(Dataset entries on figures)
* * *
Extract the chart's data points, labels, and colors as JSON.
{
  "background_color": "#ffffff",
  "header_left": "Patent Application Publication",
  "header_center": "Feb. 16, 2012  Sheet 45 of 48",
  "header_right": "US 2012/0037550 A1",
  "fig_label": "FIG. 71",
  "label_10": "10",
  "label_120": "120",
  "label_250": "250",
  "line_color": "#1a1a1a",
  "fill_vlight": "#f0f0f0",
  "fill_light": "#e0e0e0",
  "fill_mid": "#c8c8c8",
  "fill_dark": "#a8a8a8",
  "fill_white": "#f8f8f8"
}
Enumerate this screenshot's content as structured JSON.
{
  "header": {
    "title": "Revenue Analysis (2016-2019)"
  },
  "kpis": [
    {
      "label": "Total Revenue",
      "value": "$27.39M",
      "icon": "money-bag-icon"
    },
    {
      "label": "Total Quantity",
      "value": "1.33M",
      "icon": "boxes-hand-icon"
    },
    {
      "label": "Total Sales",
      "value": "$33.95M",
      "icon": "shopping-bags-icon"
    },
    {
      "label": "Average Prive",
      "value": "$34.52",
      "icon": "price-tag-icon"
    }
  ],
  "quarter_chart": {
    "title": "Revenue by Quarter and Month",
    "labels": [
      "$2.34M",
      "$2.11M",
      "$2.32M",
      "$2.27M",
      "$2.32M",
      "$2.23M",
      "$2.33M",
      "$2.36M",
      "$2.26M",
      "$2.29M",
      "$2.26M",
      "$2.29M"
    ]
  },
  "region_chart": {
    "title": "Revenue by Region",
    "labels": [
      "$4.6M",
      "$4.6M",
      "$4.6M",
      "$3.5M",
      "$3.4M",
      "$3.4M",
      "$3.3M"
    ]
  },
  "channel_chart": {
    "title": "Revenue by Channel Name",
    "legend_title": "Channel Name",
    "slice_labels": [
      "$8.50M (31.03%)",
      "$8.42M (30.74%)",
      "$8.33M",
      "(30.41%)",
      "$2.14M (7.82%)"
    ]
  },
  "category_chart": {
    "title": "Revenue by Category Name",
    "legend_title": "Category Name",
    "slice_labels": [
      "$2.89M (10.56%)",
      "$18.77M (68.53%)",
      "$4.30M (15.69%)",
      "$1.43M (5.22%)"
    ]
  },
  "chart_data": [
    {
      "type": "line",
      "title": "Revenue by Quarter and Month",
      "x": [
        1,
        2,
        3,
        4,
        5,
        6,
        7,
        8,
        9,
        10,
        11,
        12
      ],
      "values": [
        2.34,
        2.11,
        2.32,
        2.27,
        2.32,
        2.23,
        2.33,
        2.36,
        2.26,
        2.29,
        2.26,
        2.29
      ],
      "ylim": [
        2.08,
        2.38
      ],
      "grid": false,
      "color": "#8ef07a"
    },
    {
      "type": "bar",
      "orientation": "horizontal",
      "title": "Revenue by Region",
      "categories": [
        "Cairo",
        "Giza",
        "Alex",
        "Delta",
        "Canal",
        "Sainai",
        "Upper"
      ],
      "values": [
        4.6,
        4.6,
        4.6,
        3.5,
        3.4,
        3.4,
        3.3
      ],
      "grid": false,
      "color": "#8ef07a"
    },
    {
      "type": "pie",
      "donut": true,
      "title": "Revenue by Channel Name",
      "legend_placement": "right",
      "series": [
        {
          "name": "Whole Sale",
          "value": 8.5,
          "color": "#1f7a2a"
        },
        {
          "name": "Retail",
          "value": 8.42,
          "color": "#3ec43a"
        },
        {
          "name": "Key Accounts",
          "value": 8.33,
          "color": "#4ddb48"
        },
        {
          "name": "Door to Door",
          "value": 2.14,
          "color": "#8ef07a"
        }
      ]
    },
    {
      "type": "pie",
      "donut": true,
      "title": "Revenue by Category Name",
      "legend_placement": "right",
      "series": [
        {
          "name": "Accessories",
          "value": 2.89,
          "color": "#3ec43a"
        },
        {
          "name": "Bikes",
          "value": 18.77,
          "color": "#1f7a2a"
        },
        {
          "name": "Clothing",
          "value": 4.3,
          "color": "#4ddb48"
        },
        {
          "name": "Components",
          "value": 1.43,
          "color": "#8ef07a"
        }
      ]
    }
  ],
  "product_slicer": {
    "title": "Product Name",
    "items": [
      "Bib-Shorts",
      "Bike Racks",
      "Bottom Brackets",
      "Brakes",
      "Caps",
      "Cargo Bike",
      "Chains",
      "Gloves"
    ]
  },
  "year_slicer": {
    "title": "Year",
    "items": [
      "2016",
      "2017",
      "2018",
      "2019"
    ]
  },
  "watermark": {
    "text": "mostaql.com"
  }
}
* * *
| Stated task |
Return the listing above word for word.

| Exercise solution |
Extract the chart's data points, labels, and colors as JSON.
{
  "background_color": "#ffffff",
  "header_left": "Patent Application Publication",
  "header_center": "Feb. 16, 2012  Sheet 45 of 48",
  "header_right": "US 2012/0037550 A1",
  "fig_label": "FIG. 71",
  "label_10": "10",
  "label_120": "120",
  "label_250": "250",
  "line_color": "#1a1a1a",
  "fill_vlight": "#f0f0f0",
  "fill_light": "#e0e0e0",
  "fill_mid": "#c8c8c8",
  "fill_dark": "#a8a8a8",
  "fill_white": "#f8f8f8"
}
Enumerate this screenshot's content as structured JSON.
{
  "header": {
    "title": "Revenue Analysis (2016-2019)"
  },
  "kpis": [
    {
      "label": "Total Revenue",
      "value": "$27.39M",
      "icon": "money-bag-icon"
    },
    {
      "label": "Total Quantity",
      "value": "1.33M",
      "icon": "boxes-hand-icon"
    },
    {
      "label": "Total Sales",
      "value": "$33.95M",
      "icon": "shopping-bags-icon"
    },
    {
      "label": "Average Prive",
      "value": "$34.52",
      "icon": "price-tag-icon"
    }
  ],
  "quarter_chart": {
    "title": "Revenue by Quarter and Month",
    "labels": [
      "$2.34M",
      "$2.11M",
      "$2.32M",
      "$2.27M",
      "$2.32M",
      "$2.23M",
      "$2.33M",
      "$2.36M",
      "$2.26M",
      "$2.29M",
      "$2.26M",
      "$2.29M"
    ]
  },
  "region_chart": {
    "title": "Revenue by Region",
    "labels": [
      "$4.6M",
      "$4.6M",
      "$4.6M",
      "$3.5M",
      "$3.4M",
      "$3.4M",
      "$3.3M"
    ]
  },
  "channel_chart": {
    "title": "Revenue by Channel Name",
    "legend_title": "Channel Name",
    "slice_labels": [
      "$8.50M (31.03%)",
      "$8.42M (30.74%)",
      "$8.33M",
      "(30.41%)",
      "$2.14M (7.82%)"
    ]
  },
  "category_chart": {
    "title": "Revenue by Category Name",
    "legend_title": "Category Name",
    "slice_labels": [
      "$2.89M (10.56%)",
      "$18.77M (68.53%)",
      "$4.30M (15.69%)",
      "$1.43M (5.22%)"
    ]
  },
  "chart_data": [
    {
      "type": "line",
      "title": "Revenue by Quarter and Month",
      "x": [
        1,
        2,
        3,
        4,
        5,
        6,
        7,
        8,
        9,
        10,
        11,
        12
      ],
      "values": [
        2.34,
        2.11,
        2.32,
        2.27,
        2.32,
        2.23,
        2.33,
        2.36,
        2.26,
        2.29,
        2.26,
        2.29
      ],
      "ylim": [
        2.08,
        2.38
      ],
      "grid": false,
      "color": "#8ef07a"
    },
    {
      "type": "bar",
      "orientation": "horizontal",
      "title": "Revenue by Region",
      "categories": [
        "Cairo",
        "Giza",
        "Alex",
        "Delta",
        "Canal",
        "Sainai",
        "Upper"
      ],
      "values": [
        4.6,
        4.6,
        4.6,
        3.5,
        3.4,
        3.4,
        3.3
      ],
      "grid": false,
      "color": "#8ef07a"
    },
    {
      "type": "pie",
      "donut": true,
      "title": "Revenue by Channel Name",
      "legend_placement": "right",
      "series": [
        {
          "name": "Whole Sale",
          "value": 8.5,
          "color": "#1f7a2a"
        },
        {
          "name": "Retail",
          "value": 8.42,
          "color": "#3ec43a"
        },
        {
          "name": "Key Accounts",
          "value": 8.33,
          "color": "#4ddb48"
        },
        {
          "name": "Door to Door",
          "value": 2.14,
          "color": "#8ef07a"
        }
      ]
    },
    {
      "type": "pie",
      "donut": true,
      "title": "Revenue by Category Name",
      "legend_placement": "right",
      "series": [
        {
          "name": "Accessories",
          "value": 2.89,
          "color": "#3ec43a"
        },
        {
          "name": "Bikes",
          "value": 18.77,
          "color": "#1f7a2a"
        },
        {
          "name": "Clothing",
          "value": 4.3,
          "color": "#4ddb48"
        },
        {
          "name": "Components",
          "value": 1.43,
          "color": "#8ef07a"
        }
      ]
    }
  ],
  "product_slicer": {
    "title": "Product Name",
    "items": [
      "Bib-Shorts",
      "Bike Racks",
      "Bottom Brackets",
      "Brakes",
      "Caps",
      "Cargo Bike",
      "Chains",
      "Gloves"
    ]
  },
  "year_slicer": {
    "title": "Year",
    "items": [
      "2016",
      "2017",
      "2018",
      "2019"
    ]
  },
  "watermark": {
    "text": "mostaql.com"
  }
}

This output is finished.